(Collected data entries)
--------------------------------------------------
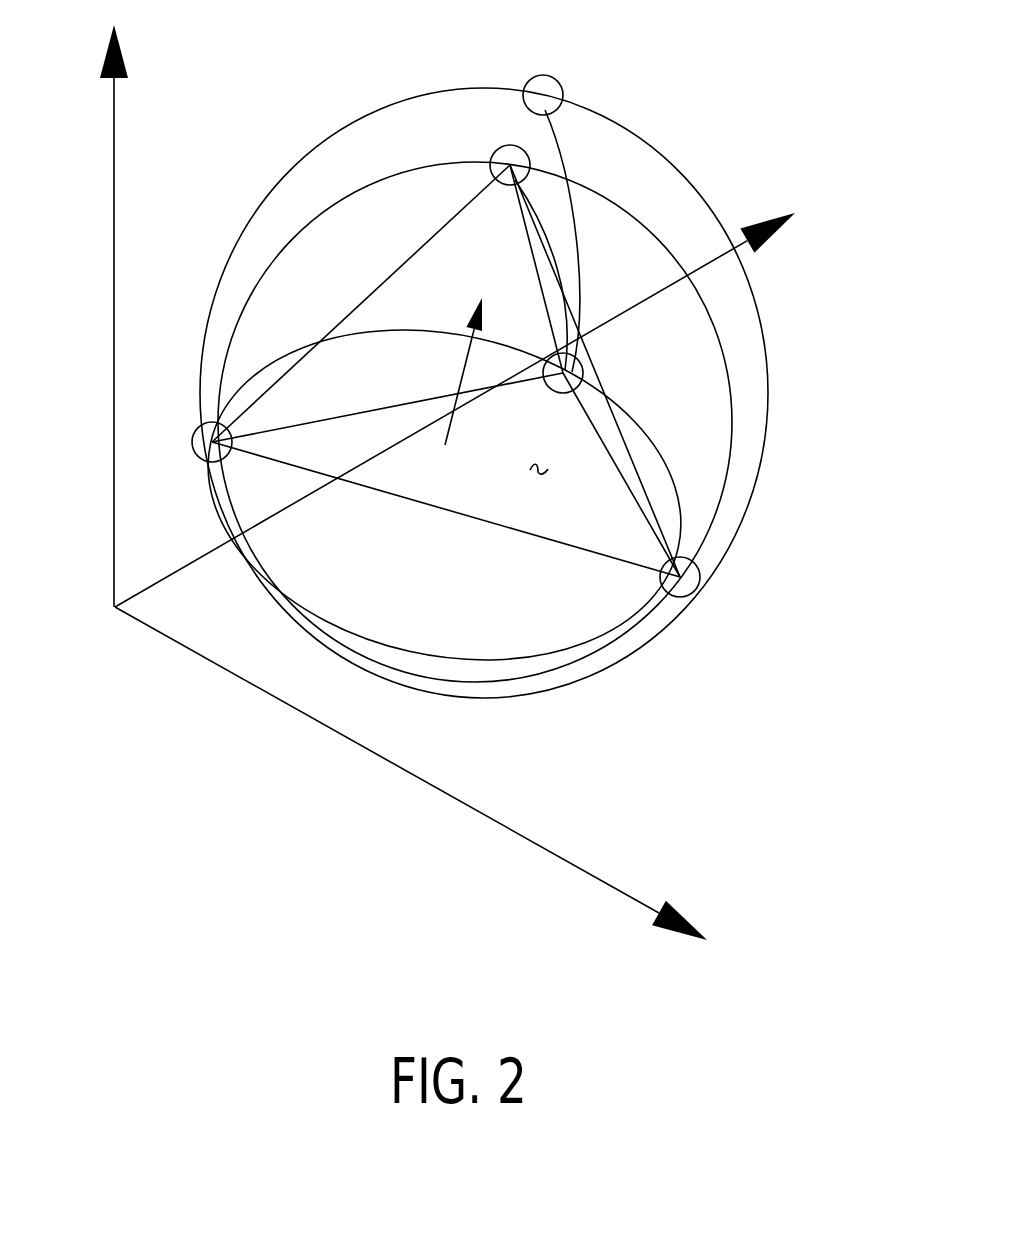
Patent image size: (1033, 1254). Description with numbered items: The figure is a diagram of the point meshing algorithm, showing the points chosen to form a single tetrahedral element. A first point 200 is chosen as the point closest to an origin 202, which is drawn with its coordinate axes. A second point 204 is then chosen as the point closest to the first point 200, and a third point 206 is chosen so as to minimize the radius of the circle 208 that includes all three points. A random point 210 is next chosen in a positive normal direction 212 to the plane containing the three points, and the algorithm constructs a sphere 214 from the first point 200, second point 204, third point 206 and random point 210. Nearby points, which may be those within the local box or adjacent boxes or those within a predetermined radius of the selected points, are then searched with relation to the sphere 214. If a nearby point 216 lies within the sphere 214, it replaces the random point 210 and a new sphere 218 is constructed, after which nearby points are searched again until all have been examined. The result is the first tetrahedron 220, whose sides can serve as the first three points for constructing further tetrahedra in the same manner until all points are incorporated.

The first point 200 is at (203, 433).
The origin 202 is at (118, 609).
The second point 204 is at (688, 595).
The third point 206 is at (578, 362).
The circle 208 is at (677, 500).
The random point 210 is at (548, 90).
The positive normal direction 212 is at (452, 432).
The sphere 214 is at (710, 197).
The nearby point 216 is at (504, 150).
The new sphere 218 is at (397, 170).
The first tetrahedron 220 is at (530, 470).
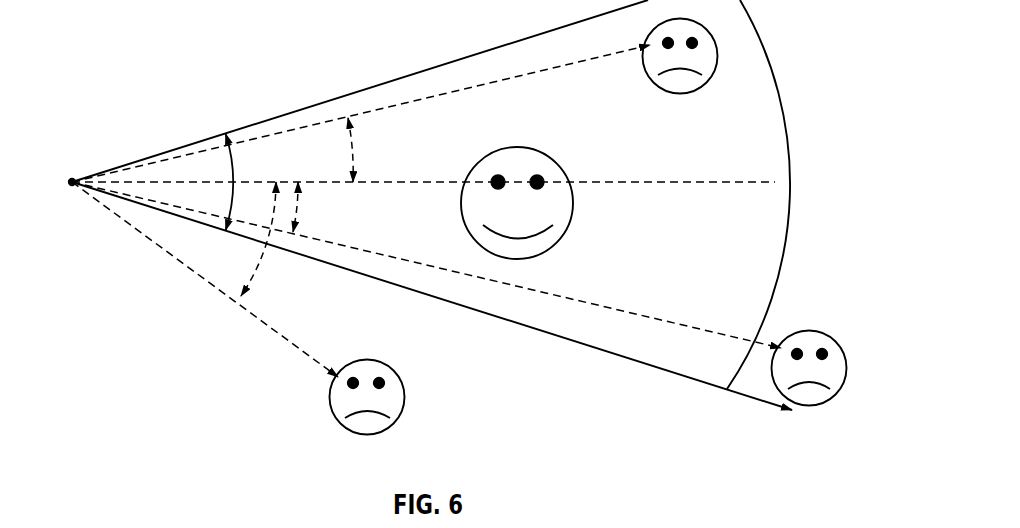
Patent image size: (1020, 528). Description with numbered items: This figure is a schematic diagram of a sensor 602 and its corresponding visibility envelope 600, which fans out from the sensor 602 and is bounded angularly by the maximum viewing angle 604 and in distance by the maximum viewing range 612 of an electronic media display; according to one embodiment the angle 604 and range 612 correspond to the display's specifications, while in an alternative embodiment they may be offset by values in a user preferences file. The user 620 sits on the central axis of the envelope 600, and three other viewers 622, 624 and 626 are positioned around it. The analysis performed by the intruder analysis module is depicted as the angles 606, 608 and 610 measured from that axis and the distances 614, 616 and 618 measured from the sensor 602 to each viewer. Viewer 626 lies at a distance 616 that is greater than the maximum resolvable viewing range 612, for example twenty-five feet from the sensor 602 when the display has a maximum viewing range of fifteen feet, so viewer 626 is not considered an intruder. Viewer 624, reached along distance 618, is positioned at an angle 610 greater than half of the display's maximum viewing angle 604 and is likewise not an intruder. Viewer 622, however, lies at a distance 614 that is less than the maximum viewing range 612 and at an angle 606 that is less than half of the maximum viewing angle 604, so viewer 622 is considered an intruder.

The visibility envelope 600 is at (437, 65).
The sensor 602 is at (71, 186).
The maximum viewing angle 604 is at (246, 148).
The angle 606 is at (351, 128).
The angle 608 is at (299, 191).
The angle 610 is at (259, 262).
The maximum viewing range 612 is at (772, 182).
The distance 614 is at (463, 88).
The distance 616 is at (611, 311).
The distance 618 is at (278, 330).
The user 620 is at (575, 202).
The viewer 622 is at (680, 94).
The viewer 624 is at (405, 397).
The viewer 626 is at (810, 331).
--------------------------------------------------
*Exercise directions*
Copy the material above word for word, omitting the pictures.

*Completed exercise*
Patent image size: (1033, 1254). Description with numbered items: The figure is a diagram of the point meshing algorithm, showing the points chosen to form a single tetrahedral element. A first point 200 is chosen as the point closest to an origin 202, which is drawn with its coordinate axes. A second point 204 is then chosen as the point closest to the first point 200, and a third point 206 is chosen so as to minimize the radius of the circle 208 that includes all three points. A random point 210 is next chosen in a positive normal direction 212 to the plane containing the three points, and the algorithm constructs a sphere 214 from the first point 200, second point 204, third point 206 and random point 210. Nearby points, which may be those within the local box or adjacent boxes or those within a predetermined radius of the selected points, are then searched with relation to the sphere 214. If a nearby point 216 lies within the sphere 214, it replaces the random point 210 and a new sphere 218 is constructed, after which nearby points are searched again until all have been examined. The result is the first tetrahedron 220, whose sides can serve as the first three points for constructing further tetrahedra in the same manner until all points are incorporated.

The first point 200 is at (203, 433).
The origin 202 is at (118, 609).
The second point 204 is at (688, 595).
The third point 206 is at (578, 362).
The circle 208 is at (677, 500).
The random point 210 is at (548, 90).
The positive normal direction 212 is at (452, 432).
The sphere 214 is at (710, 197).
The nearby point 216 is at (504, 150).
The new sphere 218 is at (397, 170).
The first tetrahedron 220 is at (530, 470).
Patent image size: (1020, 528). Description with numbered items: This figure is a schematic diagram of a sensor 602 and its corresponding visibility envelope 600, which fans out from the sensor 602 and is bounded angularly by the maximum viewing angle 604 and in distance by the maximum viewing range 612 of an electronic media display; according to one embodiment the angle 604 and range 612 correspond to the display's specifications, while in an alternative embodiment they may be offset by values in a user preferences file. The user 620 sits on the central axis of the envelope 600, and three other viewers 622, 624 and 626 are positioned around it. The analysis performed by the intruder analysis module is depicted as the angles 606, 608 and 610 measured from that axis and the distances 614, 616 and 618 measured from the sensor 602 to each viewer. Viewer 626 lies at a distance 616 that is greater than the maximum resolvable viewing range 612, for example twenty-five feet from the sensor 602 when the display has a maximum viewing range of fifteen feet, so viewer 626 is not considered an intruder. Viewer 624, reached along distance 618, is positioned at an angle 610 greater than half of the display's maximum viewing angle 604 and is likewise not an intruder. Viewer 622, however, lies at a distance 614 that is less than the maximum viewing range 612 and at an angle 606 that is less than half of the maximum viewing angle 604, so viewer 622 is considered an intruder.

The visibility envelope 600 is at (437, 65).
The sensor 602 is at (71, 186).
The maximum viewing angle 604 is at (246, 148).
The angle 606 is at (351, 128).
The angle 608 is at (299, 191).
The angle 610 is at (259, 262).
The maximum viewing range 612 is at (772, 182).
The distance 614 is at (463, 88).
The distance 616 is at (611, 311).
The distance 618 is at (278, 330).
The user 620 is at (575, 202).
The viewer 622 is at (680, 94).
The viewer 624 is at (405, 397).
The viewer 626 is at (810, 331).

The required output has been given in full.